→ **To be done**:
Make an exact copy of the data below, leaving out every picture.

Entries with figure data

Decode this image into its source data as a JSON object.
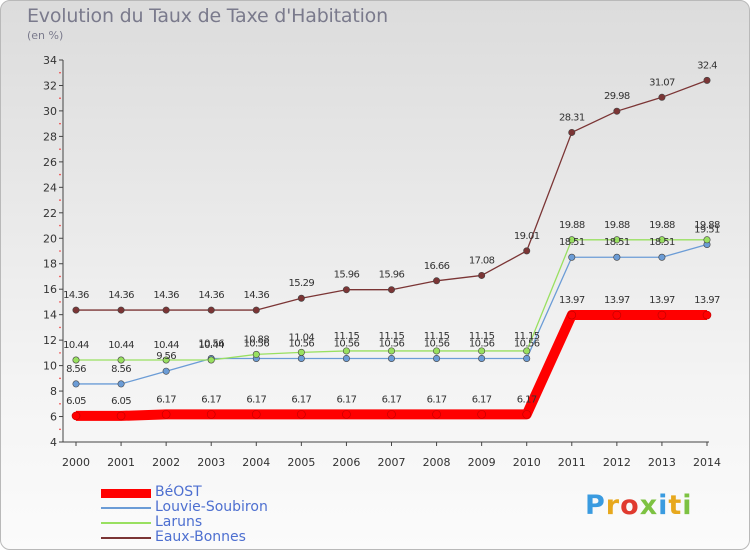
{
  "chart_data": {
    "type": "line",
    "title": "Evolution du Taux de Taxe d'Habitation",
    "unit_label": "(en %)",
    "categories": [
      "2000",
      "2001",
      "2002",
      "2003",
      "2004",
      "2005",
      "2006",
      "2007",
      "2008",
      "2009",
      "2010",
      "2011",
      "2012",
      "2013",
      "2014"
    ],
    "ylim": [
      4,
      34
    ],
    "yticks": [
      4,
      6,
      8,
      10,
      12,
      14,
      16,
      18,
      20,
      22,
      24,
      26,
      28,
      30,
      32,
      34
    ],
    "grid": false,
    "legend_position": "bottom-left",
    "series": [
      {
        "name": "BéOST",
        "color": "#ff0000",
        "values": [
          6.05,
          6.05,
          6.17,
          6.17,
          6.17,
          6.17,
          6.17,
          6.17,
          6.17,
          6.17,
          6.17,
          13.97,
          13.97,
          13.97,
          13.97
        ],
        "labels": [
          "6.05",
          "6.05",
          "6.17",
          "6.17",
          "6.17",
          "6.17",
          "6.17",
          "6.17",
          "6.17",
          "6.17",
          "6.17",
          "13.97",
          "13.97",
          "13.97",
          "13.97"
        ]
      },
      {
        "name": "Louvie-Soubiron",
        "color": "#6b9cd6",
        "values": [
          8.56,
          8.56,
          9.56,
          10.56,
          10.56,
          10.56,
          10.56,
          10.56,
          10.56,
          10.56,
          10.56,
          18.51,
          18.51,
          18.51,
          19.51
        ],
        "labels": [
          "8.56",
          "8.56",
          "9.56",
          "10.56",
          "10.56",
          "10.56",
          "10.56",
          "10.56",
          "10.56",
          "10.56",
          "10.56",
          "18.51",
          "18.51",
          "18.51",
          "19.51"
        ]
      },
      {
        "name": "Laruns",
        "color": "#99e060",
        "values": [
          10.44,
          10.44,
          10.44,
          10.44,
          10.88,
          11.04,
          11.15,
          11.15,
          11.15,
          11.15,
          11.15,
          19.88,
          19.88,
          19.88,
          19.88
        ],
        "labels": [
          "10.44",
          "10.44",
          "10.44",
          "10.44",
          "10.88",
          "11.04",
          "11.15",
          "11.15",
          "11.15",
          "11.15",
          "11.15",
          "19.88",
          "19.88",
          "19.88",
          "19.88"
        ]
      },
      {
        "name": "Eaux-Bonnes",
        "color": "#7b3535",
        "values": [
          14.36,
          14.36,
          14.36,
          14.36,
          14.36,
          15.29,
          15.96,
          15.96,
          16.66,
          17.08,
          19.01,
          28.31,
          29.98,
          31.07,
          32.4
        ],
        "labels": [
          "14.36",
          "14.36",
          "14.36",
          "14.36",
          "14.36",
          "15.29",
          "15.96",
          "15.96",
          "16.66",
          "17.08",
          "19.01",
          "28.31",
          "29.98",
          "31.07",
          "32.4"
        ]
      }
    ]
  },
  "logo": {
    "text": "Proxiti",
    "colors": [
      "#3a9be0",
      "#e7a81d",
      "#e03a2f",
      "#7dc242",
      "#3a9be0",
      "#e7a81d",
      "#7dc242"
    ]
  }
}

→ **Response to this exercise**:
Decode this image into its source data as a JSON object.
{
  "chart_data": {
    "type": "line",
    "title": "Evolution du Taux de Taxe d'Habitation",
    "unit_label": "(en %)",
    "categories": [
      "2000",
      "2001",
      "2002",
      "2003",
      "2004",
      "2005",
      "2006",
      "2007",
      "2008",
      "2009",
      "2010",
      "2011",
      "2012",
      "2013",
      "2014"
    ],
    "ylim": [
      4,
      34
    ],
    "yticks": [
      4,
      6,
      8,
      10,
      12,
      14,
      16,
      18,
      20,
      22,
      24,
      26,
      28,
      30,
      32,
      34
    ],
    "grid": false,
    "legend_position": "bottom-left",
    "series": [
      {
        "name": "BéOST",
        "color": "#ff0000",
        "values": [
          6.05,
          6.05,
          6.17,
          6.17,
          6.17,
          6.17,
          6.17,
          6.17,
          6.17,
          6.17,
          6.17,
          13.97,
          13.97,
          13.97,
          13.97
        ],
        "labels": [
          "6.05",
          "6.05",
          "6.17",
          "6.17",
          "6.17",
          "6.17",
          "6.17",
          "6.17",
          "6.17",
          "6.17",
          "6.17",
          "13.97",
          "13.97",
          "13.97",
          "13.97"
        ]
      },
      {
        "name": "Louvie-Soubiron",
        "color": "#6b9cd6",
        "values": [
          8.56,
          8.56,
          9.56,
          10.56,
          10.56,
          10.56,
          10.56,
          10.56,
          10.56,
          10.56,
          10.56,
          18.51,
          18.51,
          18.51,
          19.51
        ],
        "labels": [
          "8.56",
          "8.56",
          "9.56",
          "10.56",
          "10.56",
          "10.56",
          "10.56",
          "10.56",
          "10.56",
          "10.56",
          "10.56",
          "18.51",
          "18.51",
          "18.51",
          "19.51"
        ]
      },
      {
        "name": "Laruns",
        "color": "#99e060",
        "values": [
          10.44,
          10.44,
          10.44,
          10.44,
          10.88,
          11.04,
          11.15,
          11.15,
          11.15,
          11.15,
          11.15,
          19.88,
          19.88,
          19.88,
          19.88
        ],
        "labels": [
          "10.44",
          "10.44",
          "10.44",
          "10.44",
          "10.88",
          "11.04",
          "11.15",
          "11.15",
          "11.15",
          "11.15",
          "11.15",
          "19.88",
          "19.88",
          "19.88",
          "19.88"
        ]
      },
      {
        "name": "Eaux-Bonnes",
        "color": "#7b3535",
        "values": [
          14.36,
          14.36,
          14.36,
          14.36,
          14.36,
          15.29,
          15.96,
          15.96,
          16.66,
          17.08,
          19.01,
          28.31,
          29.98,
          31.07,
          32.4
        ],
        "labels": [
          "14.36",
          "14.36",
          "14.36",
          "14.36",
          "14.36",
          "15.29",
          "15.96",
          "15.96",
          "16.66",
          "17.08",
          "19.01",
          "28.31",
          "29.98",
          "31.07",
          "32.4"
        ]
      }
    ]
  },
  "logo": {
    "text": "Proxiti",
    "colors": [
      "#3a9be0",
      "#e7a81d",
      "#e03a2f",
      "#7dc242",
      "#3a9be0",
      "#e7a81d",
      "#7dc242"
    ]
  }
}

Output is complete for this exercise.